<<<<
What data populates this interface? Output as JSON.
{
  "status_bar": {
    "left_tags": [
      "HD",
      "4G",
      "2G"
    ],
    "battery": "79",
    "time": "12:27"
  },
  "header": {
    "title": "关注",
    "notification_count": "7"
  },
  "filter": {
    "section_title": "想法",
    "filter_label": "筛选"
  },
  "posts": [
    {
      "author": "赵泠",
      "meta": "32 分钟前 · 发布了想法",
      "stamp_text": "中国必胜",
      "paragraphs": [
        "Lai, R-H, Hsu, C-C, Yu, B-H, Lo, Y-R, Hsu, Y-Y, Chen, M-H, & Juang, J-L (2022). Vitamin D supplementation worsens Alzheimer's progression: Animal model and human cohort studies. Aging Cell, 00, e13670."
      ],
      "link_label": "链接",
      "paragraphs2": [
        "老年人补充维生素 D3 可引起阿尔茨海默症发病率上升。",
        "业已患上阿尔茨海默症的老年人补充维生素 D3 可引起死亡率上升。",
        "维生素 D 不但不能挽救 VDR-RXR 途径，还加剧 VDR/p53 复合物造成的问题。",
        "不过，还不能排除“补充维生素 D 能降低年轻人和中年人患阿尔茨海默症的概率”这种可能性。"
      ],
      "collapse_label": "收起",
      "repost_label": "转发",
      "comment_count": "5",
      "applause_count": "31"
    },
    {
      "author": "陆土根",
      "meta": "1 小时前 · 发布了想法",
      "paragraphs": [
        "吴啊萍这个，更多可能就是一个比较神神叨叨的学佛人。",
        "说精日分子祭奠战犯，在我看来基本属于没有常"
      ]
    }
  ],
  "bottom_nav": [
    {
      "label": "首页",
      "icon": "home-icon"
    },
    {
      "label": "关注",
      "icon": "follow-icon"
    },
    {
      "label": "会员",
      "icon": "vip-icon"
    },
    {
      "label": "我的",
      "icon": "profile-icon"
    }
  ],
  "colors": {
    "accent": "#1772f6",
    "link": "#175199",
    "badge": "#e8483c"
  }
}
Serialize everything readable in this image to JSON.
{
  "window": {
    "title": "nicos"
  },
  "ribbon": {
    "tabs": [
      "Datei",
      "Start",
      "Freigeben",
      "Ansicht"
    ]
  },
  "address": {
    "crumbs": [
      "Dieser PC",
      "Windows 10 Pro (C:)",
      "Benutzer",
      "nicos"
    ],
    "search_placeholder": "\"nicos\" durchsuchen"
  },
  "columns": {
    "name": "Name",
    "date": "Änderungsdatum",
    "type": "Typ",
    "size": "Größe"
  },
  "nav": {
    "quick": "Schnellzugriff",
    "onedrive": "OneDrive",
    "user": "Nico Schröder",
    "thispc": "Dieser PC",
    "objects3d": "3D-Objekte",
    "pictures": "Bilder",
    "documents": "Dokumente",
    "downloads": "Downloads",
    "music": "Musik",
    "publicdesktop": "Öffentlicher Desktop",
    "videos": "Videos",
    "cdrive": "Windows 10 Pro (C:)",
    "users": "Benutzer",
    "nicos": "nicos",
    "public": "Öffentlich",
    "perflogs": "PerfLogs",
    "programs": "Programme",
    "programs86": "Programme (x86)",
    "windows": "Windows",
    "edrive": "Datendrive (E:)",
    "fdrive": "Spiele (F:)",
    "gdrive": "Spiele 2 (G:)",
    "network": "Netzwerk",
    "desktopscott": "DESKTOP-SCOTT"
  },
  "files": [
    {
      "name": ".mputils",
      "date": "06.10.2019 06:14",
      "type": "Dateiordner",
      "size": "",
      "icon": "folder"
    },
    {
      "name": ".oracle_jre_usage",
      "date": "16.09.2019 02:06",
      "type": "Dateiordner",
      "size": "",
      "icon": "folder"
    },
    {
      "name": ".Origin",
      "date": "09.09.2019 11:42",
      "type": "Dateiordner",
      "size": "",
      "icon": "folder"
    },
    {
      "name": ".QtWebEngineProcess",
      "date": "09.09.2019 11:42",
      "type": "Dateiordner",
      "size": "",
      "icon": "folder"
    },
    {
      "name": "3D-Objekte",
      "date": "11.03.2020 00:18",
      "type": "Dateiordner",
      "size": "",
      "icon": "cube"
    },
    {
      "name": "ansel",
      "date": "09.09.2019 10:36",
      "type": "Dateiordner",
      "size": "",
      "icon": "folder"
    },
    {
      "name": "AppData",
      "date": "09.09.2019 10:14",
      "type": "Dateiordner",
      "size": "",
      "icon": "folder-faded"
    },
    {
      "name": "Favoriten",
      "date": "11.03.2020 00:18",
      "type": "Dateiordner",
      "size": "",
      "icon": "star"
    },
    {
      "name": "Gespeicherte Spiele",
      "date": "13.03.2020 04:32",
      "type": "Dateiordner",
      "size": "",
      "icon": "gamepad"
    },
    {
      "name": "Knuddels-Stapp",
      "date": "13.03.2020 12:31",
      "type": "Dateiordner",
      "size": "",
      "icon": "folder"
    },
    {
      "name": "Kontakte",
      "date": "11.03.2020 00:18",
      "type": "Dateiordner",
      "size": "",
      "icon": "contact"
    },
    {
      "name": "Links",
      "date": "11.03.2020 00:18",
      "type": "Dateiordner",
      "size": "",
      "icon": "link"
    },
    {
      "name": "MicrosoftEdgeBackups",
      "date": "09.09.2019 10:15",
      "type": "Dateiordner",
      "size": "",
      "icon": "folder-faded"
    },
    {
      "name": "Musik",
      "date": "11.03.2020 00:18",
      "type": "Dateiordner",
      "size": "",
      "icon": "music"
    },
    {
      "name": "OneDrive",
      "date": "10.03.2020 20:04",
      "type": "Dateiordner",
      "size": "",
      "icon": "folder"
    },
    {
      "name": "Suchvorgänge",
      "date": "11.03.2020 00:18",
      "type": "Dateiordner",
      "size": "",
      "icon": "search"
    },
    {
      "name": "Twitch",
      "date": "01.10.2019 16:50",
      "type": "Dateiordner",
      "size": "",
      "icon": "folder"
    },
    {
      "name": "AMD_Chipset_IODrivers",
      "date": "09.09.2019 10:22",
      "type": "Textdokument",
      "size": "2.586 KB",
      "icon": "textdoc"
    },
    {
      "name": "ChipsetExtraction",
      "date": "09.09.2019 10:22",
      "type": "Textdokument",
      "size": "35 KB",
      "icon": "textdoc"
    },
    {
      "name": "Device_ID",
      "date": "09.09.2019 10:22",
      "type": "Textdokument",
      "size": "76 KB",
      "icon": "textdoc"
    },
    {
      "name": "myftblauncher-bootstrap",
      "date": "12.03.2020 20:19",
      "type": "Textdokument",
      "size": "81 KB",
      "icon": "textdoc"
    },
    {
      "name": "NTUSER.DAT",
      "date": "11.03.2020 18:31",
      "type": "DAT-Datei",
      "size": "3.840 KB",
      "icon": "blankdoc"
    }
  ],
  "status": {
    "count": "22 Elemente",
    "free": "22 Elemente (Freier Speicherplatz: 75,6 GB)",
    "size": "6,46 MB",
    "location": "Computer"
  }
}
>>>>
**Task objective:** Across the records, how many lines contain "Objekte"? Only the number should be given.

**Answer to the task:** 2